Babet en vient à détester sa tante. Mais le drame est total en 1812 avec la mort suspecte de la fille d'Elizabeth, Caroline, née en 1810, qui plonge élisabeth dans un profond chagrin. Les absences fréquentes de Charles, accompagné de Julie, la femme de chambre, et le retrait de Julie pour accoucher secrètement d'un enfant élevé par son cousin, Bourrée, s'ajoutent à la détresse de Babet. Charles exprime son désir de divorcer en 1812, aggravant la situation mais le divorce n’est toutefois pas prononcé.
Le 21 août 1812, Elle reçoit une lettre anonyme qui la menace de vengeance et lui annonce le départ de Charles. Enfin, le 1er avril 1813, l'affaire atteint son point culminant avec la découverte de Babet, retrouvée la bouche noircie et intoxiquée mais vivante. C’est notre affaire.
Le premier procès :
L'enquête pointe du doigt Charles le mari, Françoise la tante et Julie la domestique et lors du procès, tous les témoignages soutiennent la cause de la comtesse "Babet" et tous les soupçons se concentrent sur Julie et Bourrée.
L’avocat de Julie Jacquemin, démontre que, dans l’affaire, il n’y a qu’un coupable : Mme de Normont, que celle-ci est vraiment folle et s'est elle-même mise en scène mais le jury ne le suit pas.
La clef de ce premier procès, ce sont les deux lettres découvertes par le jardinier M. Perrault. Celles-ci sont l’oeuvre du coupable, et le juge fait venir à la barre deux experts : MM. Brard et Saint-Omer, professeurs d’écriture, qui viennent affirmer que Julie Jacquemin est bien l’auteur de la lettre trouvée par Perrault. Et le jury, peu tendre au crime domestique, n’hésite pas à affirmer la culpabilité de la malheureuse, sans toutefois certifier celle de Bourrée.
Julie Jacquemin est condamnée à mort en première instance et son présumé complice Bourrée acquitté.
Il n'y a pas de cadavre, mais une condamnée à mort.
La réhabilitation.

# Extrait de données
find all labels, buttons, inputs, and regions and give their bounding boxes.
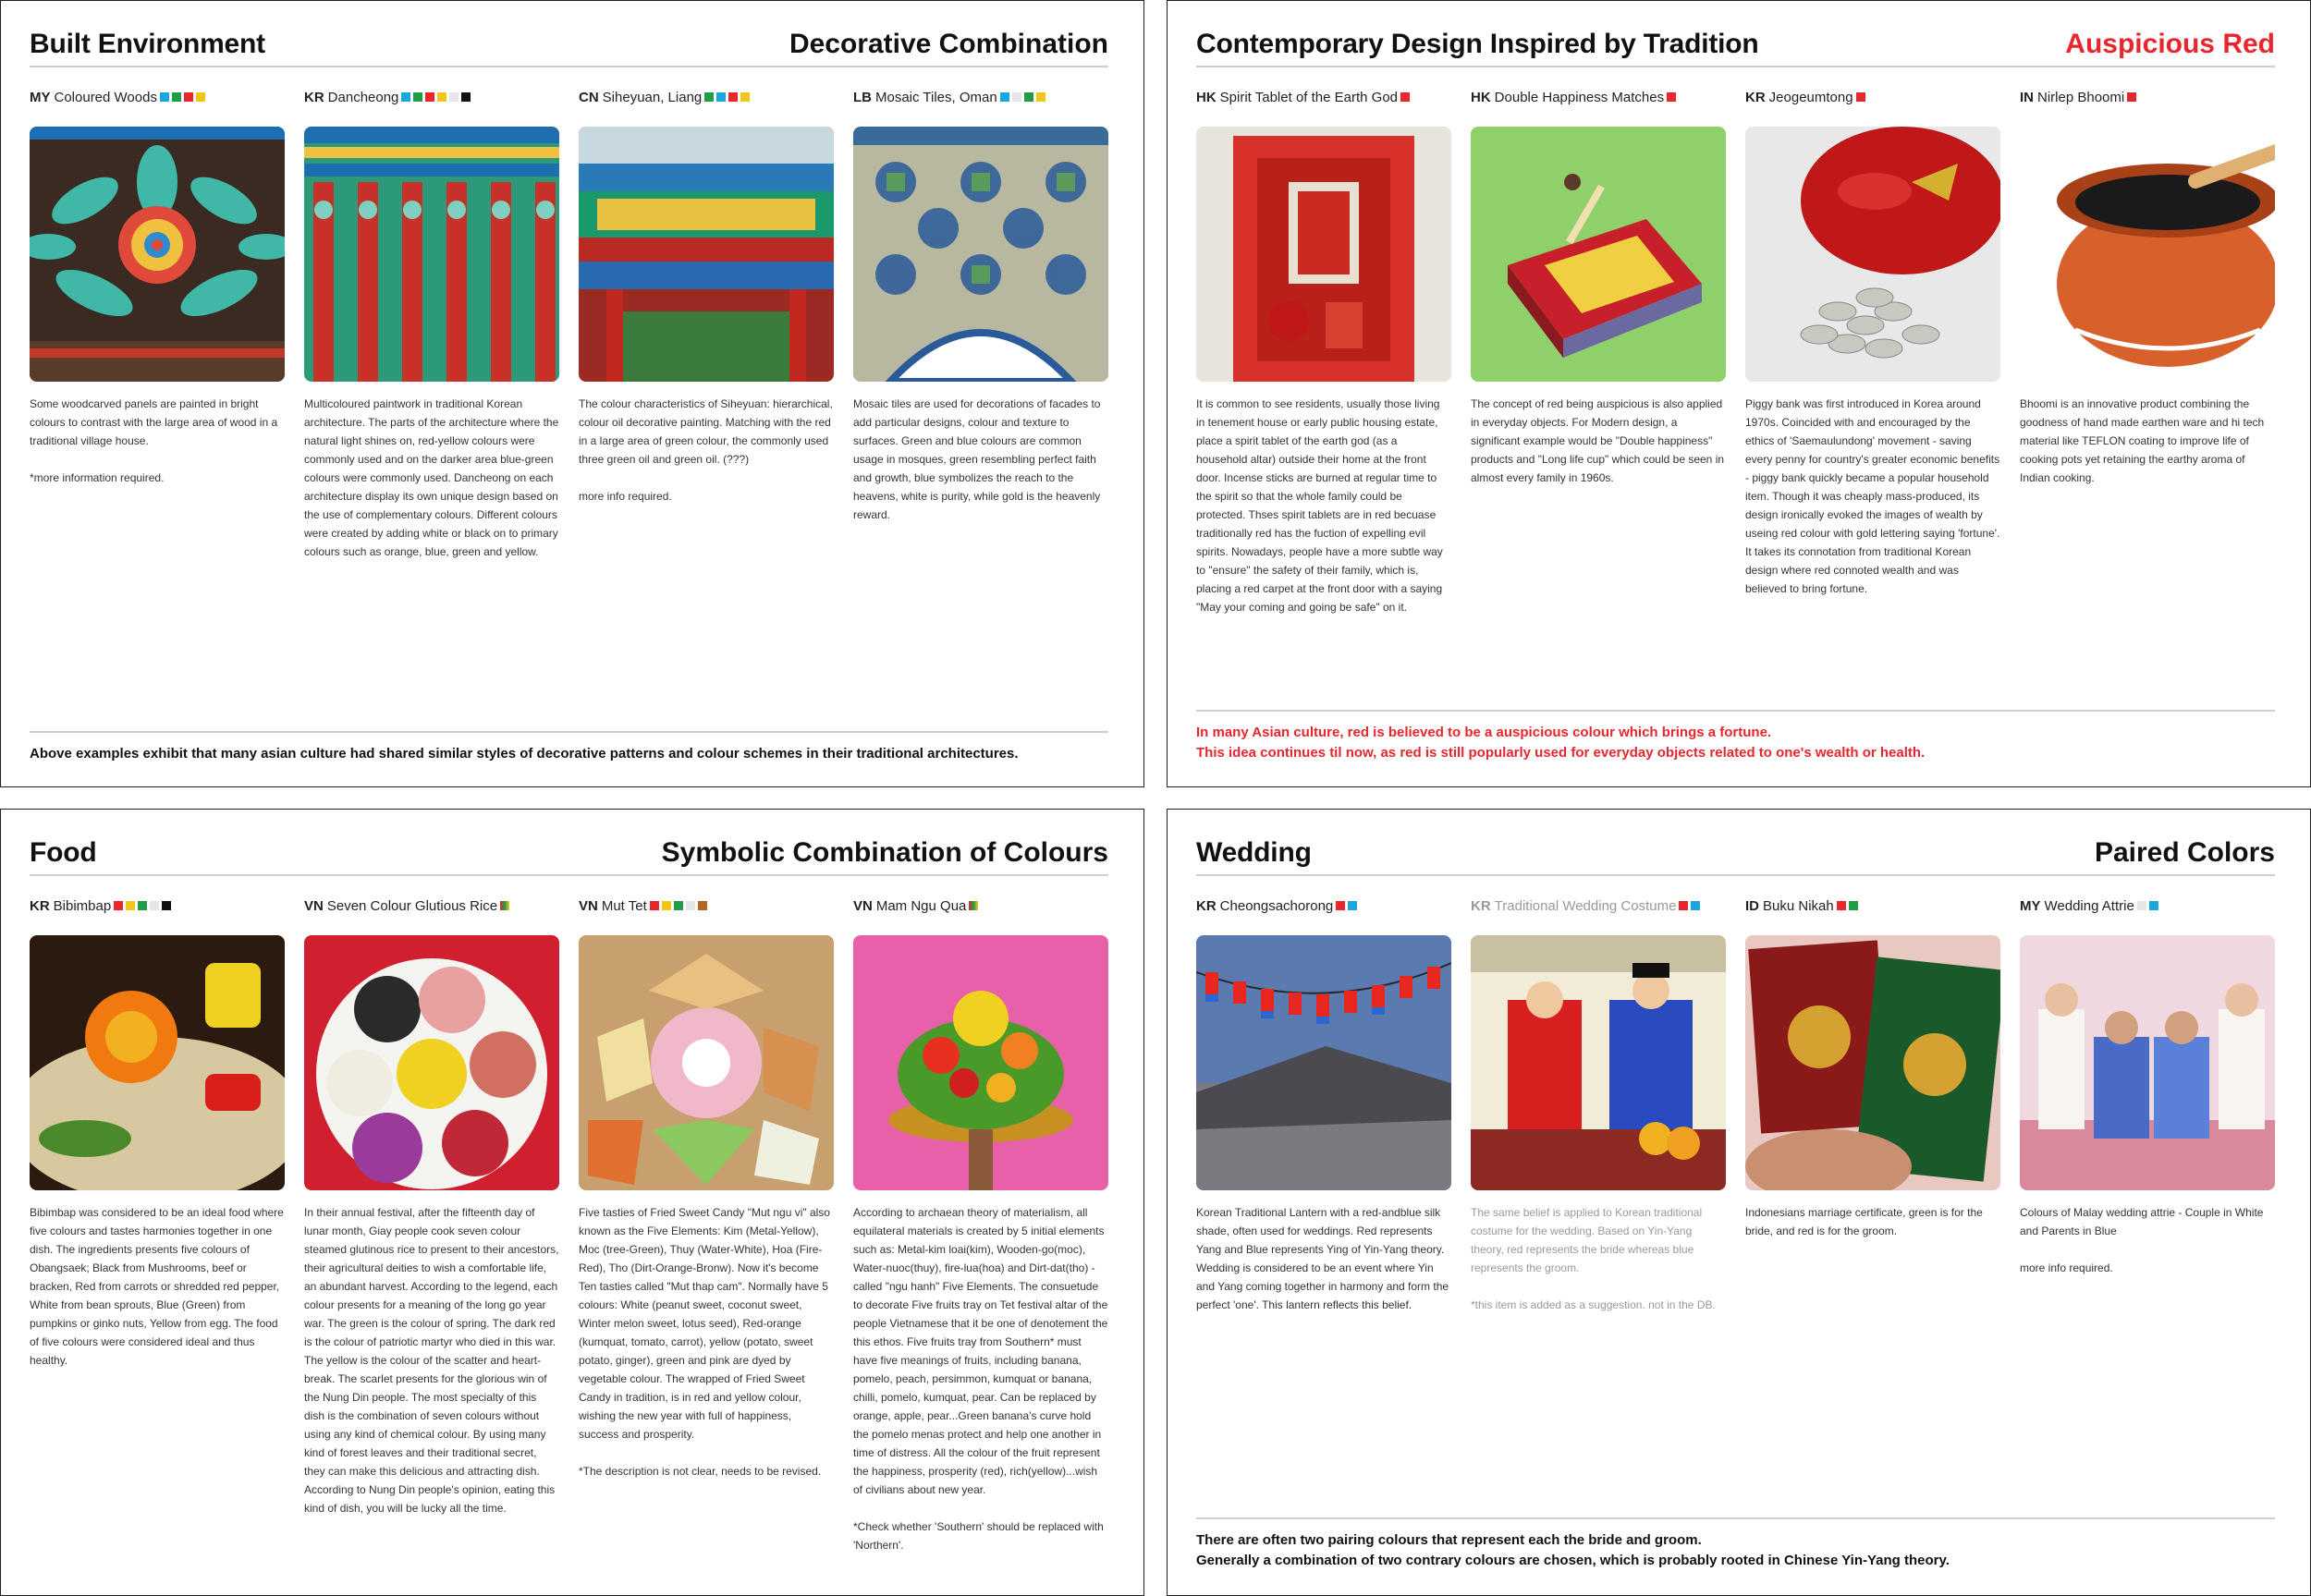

# Exercices
1. D'après le texte sur l'affaire Jacquemin, vers quelles personnes l'enquête pointe-t-elle du doigt ? Donnez chacune avec le rôle que le texte lui attribue.
2. Résumez le texte sur l'affaire Jacquemin en deux phrases.
3. Recopiez le passage du texte sur l'affaire Jacquemin qui va de « La clef de ce » jusqu'à « complice Bourrée acquitté. ».

# Réponses attendues
1.
Charles, le mari
Françoise, la tante
Julie, la domestique

2. En 1812, la mort suspecte de sa fille Caroline, les absences de Charles et son désir de divorcer accablent Babet, qui est retrouvée intoxiquée mais vivante le 1er avril 1813. Lors du premier procès, deux professeurs d'écriture désignent Julie Jacquemin comme l'auteur de la lettre trouvée par le jardinier Perrault, et elle est condamnée à mort tandis que Bourrée est acquitté.

3.
La clef de ce premier procès, ce sont les deux lettres découvertes par le jardinier M. Perrault. Celles-ci sont l’oeuvre du coupable, et le juge fait venir à la barre deux experts : MM. Brard et Saint-Omer, professeurs d’écriture, qui viennent affirmer que Julie Jacquemin est bien l’auteur de la lettre trouvée par Perrault. Et le jury, peu tendre au crime domestique, n’hésite pas à affirmer la culpabilité de la malheureuse, sans toutefois certifier celle de Bourrée.
Julie Jacquemin est condamnée à mort en première instance et son présumé complice Bourrée acquitté.